BEGIN
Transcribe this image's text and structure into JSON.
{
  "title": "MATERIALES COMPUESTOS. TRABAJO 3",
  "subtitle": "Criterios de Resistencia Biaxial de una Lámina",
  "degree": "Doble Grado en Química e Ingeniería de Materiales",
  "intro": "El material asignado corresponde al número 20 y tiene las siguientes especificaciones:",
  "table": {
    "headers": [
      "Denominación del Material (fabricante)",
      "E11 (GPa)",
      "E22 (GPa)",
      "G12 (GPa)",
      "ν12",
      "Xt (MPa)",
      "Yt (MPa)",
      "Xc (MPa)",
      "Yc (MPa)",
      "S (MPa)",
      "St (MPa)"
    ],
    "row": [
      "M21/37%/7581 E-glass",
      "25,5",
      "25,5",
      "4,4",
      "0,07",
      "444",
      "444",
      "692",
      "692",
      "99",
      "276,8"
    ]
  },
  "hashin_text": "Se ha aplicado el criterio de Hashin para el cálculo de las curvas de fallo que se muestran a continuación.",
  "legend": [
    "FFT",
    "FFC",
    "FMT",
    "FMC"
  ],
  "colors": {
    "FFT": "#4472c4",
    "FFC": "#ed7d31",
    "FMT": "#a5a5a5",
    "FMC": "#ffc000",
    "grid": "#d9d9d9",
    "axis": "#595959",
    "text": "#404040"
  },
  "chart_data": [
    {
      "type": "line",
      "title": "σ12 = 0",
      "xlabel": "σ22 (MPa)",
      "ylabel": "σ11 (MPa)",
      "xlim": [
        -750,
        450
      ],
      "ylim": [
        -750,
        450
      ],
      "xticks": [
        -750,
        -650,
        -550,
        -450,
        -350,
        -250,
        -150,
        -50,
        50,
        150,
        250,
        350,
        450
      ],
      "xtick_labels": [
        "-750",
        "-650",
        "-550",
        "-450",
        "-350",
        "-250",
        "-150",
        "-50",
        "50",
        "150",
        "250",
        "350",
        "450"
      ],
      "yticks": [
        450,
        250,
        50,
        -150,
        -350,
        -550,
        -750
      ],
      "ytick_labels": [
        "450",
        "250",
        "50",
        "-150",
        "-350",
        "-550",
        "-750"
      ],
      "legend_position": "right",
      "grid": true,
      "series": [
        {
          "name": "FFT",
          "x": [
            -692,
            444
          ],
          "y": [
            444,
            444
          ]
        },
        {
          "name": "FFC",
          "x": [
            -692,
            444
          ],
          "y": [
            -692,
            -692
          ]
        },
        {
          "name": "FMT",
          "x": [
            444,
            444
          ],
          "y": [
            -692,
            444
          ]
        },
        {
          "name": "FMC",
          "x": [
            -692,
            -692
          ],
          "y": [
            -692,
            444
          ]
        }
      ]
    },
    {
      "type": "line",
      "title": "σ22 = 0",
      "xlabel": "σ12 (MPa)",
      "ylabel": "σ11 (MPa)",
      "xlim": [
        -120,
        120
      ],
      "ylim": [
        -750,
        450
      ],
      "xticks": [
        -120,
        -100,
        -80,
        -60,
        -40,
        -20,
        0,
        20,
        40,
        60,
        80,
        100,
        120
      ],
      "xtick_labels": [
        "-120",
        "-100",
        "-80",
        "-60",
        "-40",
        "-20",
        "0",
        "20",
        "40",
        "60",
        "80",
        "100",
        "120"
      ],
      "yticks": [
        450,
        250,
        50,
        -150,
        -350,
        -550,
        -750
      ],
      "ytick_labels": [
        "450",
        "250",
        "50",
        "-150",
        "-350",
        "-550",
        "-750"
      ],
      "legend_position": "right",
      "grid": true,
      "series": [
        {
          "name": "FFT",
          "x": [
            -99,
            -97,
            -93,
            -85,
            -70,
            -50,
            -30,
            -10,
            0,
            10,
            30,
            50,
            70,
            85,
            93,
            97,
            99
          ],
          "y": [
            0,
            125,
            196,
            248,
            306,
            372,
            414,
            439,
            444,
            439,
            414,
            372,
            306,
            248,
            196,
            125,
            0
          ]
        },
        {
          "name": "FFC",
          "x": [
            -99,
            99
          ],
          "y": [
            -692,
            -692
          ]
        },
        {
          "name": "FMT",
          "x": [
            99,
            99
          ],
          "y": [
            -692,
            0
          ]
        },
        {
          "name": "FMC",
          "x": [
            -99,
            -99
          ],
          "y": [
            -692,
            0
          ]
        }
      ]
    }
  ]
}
END
## Written problem
Transcribe all entries exactly as they are given.

## Full answer
Transcribe this image's text and structure into JSON.
{
  "title": "MATERIALES COMPUESTOS. TRABAJO 3",
  "subtitle": "Criterios de Resistencia Biaxial de una Lámina",
  "degree": "Doble Grado en Química e Ingeniería de Materiales",
  "intro": "El material asignado corresponde al número 20 y tiene las siguientes especificaciones:",
  "table": {
    "headers": [
      "Denominación del Material (fabricante)",
      "E11 (GPa)",
      "E22 (GPa)",
      "G12 (GPa)",
      "ν12",
      "Xt (MPa)",
      "Yt (MPa)",
      "Xc (MPa)",
      "Yc (MPa)",
      "S (MPa)",
      "St (MPa)"
    ],
    "row": [
      "M21/37%/7581 E-glass",
      "25,5",
      "25,5",
      "4,4",
      "0,07",
      "444",
      "444",
      "692",
      "692",
      "99",
      "276,8"
    ]
  },
  "hashin_text": "Se ha aplicado el criterio de Hashin para el cálculo de las curvas de fallo que se muestran a continuación.",
  "legend": [
    "FFT",
    "FFC",
    "FMT",
    "FMC"
  ],
  "colors": {
    "FFT": "#4472c4",
    "FFC": "#ed7d31",
    "FMT": "#a5a5a5",
    "FMC": "#ffc000",
    "grid": "#d9d9d9",
    "axis": "#595959",
    "text": "#404040"
  },
  "chart_data": [
    {
      "type": "line",
      "title": "σ12 = 0",
      "xlabel": "σ22 (MPa)",
      "ylabel": "σ11 (MPa)",
      "xlim": [
        -750,
        450
      ],
      "ylim": [
        -750,
        450
      ],
      "xticks": [
        -750,
        -650,
        -550,
        -450,
        -350,
        -250,
        -150,
        -50,
        50,
        150,
        250,
        350,
        450
      ],
      "xtick_labels": [
        "-750",
        "-650",
        "-550",
        "-450",
        "-350",
        "-250",
        "-150",
        "-50",
        "50",
        "150",
        "250",
        "350",
        "450"
      ],
      "yticks": [
        450,
        250,
        50,
        -150,
        -350,
        -550,
        -750
      ],
      "ytick_labels": [
        "450",
        "250",
        "50",
        "-150",
        "-350",
        "-550",
        "-750"
      ],
      "legend_position": "right",
      "grid": true,
      "series": [
        {
          "name": "FFT",
          "x": [
            -692,
            444
          ],
          "y": [
            444,
            444
          ]
        },
        {
          "name": "FFC",
          "x": [
            -692,
            444
          ],
          "y": [
            -692,
            -692
          ]
        },
        {
          "name": "FMT",
          "x": [
            444,
            444
          ],
          "y": [
            -692,
            444
          ]
        },
        {
          "name": "FMC",
          "x": [
            -692,
            -692
          ],
          "y": [
            -692,
            444
          ]
        }
      ]
    },
    {
      "type": "line",
      "title": "σ22 = 0",
      "xlabel": "σ12 (MPa)",
      "ylabel": "σ11 (MPa)",
      "xlim": [
        -120,
        120
      ],
      "ylim": [
        -750,
        450
      ],
      "xticks": [
        -120,
        -100,
        -80,
        -60,
        -40,
        -20,
        0,
        20,
        40,
        60,
        80,
        100,
        120
      ],
      "xtick_labels": [
        "-120",
        "-100",
        "-80",
        "-60",
        "-40",
        "-20",
        "0",
        "20",
        "40",
        "60",
        "80",
        "100",
        "120"
      ],
      "yticks": [
        450,
        250,
        50,
        -150,
        -350,
        -550,
        -750
      ],
      "ytick_labels": [
        "450",
        "250",
        "50",
        "-150",
        "-350",
        "-550",
        "-750"
      ],
      "legend_position": "right",
      "grid": true,
      "series": [
        {
          "name": "FFT",
          "x": [
            -99,
            -97,
            -93,
            -85,
            -70,
            -50,
            -30,
            -10,
            0,
            10,
            30,
            50,
            70,
            85,
            93,
            97,
            99
          ],
          "y": [
            0,
            125,
            196,
            248,
            306,
            372,
            414,
            439,
            444,
            439,
            414,
            372,
            306,
            248,
            196,
            125,
            0
          ]
        },
        {
          "name": "FFC",
          "x": [
            -99,
            99
          ],
          "y": [
            -692,
            -692
          ]
        },
        {
          "name": "FMT",
          "x": [
            99,
            99
          ],
          "y": [
            -692,
            0
          ]
        },
        {
          "name": "FMC",
          "x": [
            -99,
            -99
          ],
          "y": [
            -692,
            0
          ]
        }
      ]
    }
  ]
}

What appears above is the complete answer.